Set problem A: Copy the passage on tree planting and climate change word for word, starting with "Scientists say if" and going on through "from human activity.".

Climate change impacts, from heatwaves to more severe flooding, are surging around the world.

In response, demand for action on climate risks is rising fast, as activists from Greta Thunberg’s school strike movement to Extinction Rebellion protesters take to the streets.

Scientists say efforts to reduce climate-heating emissions must happen very quickly, or an international goal to prevent the worst effects of climate change could be lost within a decade.

What could help stop global emissions increasing?

Some scientists, environmentalists, politicians and even fossil fuel companies think planting trees is an important part of the solution.

To grow, trees absorb carbon dioxide, the main gas heating up the planet. Planting new trees could lead to more carbon dioxide being sucked out of the air – and less warming of the climate.

Conveniently, pretty much everyone likes doing it too. It’s the one piece of environmental action politicians both conservative and liberal can agree on, whether or not they worry about climate change. Children can take part and it makes for great photos.

CONTESTED LAND

But could we really plant enough trees to deal with climate change?

Scientists say if we planted 1.2 trillion more trees over an area about the size of the United States, they could absorb about two-thirds of the climate-heating emissions from human activity.

But they take decades to grow – and just planting them doesn’t ensure they will survive and grow into big carbon-absorbing trees.

Some of the land where they could be planted is owned or used by people who might want to do other things with it, from grazing sheep to installing solar farms, growing food or opening mines.

Some of it belongs to indigenous groups and others who could face threats to their rights to the land.

Region boundary data
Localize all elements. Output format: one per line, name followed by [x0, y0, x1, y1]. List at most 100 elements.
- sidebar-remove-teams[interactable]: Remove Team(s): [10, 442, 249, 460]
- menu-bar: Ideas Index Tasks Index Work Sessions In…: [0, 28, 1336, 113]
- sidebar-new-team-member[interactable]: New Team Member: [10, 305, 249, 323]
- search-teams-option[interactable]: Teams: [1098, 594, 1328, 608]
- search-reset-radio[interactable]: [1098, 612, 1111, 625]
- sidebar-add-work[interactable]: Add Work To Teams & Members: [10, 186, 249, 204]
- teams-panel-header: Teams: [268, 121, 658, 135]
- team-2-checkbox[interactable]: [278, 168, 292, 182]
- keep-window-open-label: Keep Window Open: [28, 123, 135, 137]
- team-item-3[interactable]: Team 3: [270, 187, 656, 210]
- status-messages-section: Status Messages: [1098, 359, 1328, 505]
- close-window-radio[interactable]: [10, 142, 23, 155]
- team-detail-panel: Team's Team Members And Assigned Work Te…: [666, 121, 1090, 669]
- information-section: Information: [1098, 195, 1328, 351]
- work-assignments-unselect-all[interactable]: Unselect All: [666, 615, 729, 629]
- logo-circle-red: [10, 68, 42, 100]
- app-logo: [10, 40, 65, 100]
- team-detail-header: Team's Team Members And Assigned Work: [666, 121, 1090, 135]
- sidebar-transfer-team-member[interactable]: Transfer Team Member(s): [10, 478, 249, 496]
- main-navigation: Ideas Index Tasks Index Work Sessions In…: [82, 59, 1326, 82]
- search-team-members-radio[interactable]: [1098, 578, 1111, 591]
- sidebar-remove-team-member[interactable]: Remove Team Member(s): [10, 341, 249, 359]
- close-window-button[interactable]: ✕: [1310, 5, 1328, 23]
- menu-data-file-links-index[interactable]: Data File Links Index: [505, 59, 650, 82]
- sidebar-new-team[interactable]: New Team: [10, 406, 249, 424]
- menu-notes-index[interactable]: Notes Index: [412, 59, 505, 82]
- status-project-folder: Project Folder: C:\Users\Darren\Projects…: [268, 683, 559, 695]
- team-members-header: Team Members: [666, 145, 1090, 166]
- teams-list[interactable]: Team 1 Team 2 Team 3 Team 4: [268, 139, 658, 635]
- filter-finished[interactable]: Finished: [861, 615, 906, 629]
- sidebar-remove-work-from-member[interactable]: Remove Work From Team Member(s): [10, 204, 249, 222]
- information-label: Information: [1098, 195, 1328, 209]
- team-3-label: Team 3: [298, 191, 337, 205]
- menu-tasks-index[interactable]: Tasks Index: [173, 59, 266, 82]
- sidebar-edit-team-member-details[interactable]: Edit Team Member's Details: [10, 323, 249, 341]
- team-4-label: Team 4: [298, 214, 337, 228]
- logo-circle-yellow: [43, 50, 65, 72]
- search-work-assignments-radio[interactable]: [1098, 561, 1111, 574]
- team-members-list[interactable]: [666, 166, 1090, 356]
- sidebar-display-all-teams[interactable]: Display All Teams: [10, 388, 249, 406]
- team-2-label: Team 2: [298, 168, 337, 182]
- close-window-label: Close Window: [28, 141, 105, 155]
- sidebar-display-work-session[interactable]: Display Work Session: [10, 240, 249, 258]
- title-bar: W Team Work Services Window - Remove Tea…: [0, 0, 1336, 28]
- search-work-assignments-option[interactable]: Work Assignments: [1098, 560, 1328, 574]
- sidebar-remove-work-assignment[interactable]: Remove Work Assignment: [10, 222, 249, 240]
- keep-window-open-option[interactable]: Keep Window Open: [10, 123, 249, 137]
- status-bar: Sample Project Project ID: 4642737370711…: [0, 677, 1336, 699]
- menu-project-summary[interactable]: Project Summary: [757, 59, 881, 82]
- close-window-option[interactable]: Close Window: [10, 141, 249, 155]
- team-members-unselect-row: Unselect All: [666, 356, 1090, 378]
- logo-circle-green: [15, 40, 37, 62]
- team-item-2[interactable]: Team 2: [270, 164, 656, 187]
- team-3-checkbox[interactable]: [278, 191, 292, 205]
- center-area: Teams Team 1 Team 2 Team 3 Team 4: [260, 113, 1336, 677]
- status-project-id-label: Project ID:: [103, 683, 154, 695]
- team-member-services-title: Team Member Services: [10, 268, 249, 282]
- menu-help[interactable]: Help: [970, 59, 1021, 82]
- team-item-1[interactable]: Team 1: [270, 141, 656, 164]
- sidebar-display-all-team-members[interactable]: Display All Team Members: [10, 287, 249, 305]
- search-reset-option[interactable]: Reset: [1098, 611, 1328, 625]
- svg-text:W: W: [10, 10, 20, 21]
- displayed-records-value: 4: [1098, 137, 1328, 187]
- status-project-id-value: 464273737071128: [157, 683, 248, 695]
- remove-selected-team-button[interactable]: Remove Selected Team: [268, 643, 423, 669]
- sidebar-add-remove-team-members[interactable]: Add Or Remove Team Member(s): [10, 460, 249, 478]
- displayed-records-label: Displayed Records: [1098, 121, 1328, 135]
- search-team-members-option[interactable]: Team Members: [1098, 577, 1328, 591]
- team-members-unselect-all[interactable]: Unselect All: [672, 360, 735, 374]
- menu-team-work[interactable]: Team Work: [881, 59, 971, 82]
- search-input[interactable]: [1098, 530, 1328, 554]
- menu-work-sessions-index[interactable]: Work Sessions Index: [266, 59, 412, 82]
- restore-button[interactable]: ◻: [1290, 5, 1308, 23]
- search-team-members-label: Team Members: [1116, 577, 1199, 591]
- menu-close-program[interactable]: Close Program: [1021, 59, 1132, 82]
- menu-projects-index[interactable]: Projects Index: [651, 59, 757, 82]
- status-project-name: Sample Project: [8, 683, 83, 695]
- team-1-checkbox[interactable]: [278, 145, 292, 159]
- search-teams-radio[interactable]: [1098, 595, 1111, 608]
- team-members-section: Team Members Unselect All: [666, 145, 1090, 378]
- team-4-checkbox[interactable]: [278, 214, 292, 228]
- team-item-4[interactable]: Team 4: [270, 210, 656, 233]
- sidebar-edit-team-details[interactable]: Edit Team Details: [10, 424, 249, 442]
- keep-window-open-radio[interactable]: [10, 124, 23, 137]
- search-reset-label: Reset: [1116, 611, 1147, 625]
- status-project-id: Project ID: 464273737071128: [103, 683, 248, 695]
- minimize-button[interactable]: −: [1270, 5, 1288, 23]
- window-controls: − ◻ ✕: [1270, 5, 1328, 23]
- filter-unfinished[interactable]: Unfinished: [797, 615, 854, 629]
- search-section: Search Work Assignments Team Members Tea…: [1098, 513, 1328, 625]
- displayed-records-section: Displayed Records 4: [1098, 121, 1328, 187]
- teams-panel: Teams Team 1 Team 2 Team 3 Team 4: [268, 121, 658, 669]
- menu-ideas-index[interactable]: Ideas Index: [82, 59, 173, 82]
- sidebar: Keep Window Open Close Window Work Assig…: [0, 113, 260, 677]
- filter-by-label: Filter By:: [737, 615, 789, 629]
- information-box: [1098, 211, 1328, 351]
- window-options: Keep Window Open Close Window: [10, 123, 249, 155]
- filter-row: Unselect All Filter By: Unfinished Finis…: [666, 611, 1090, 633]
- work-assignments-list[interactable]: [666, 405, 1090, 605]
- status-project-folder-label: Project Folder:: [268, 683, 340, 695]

Set problem B: Pull out every line in the entries above that contains the string "panel". Case counts.

Reply A:
Scientists say if we planted 1.2 trillion more trees over an area about the size of the United States, they could absorb about two-thirds of the climate-heating emissions from human activity.

Reply B:
- teams-panel-header: Teams: [268, 121, 658, 135]
- team-detail-panel: Team's Team Members And Assigned Work Te…: [666, 121, 1090, 669]
- teams-panel: Teams Team 1 Team 2 Team 3 Team 4: [268, 121, 658, 669]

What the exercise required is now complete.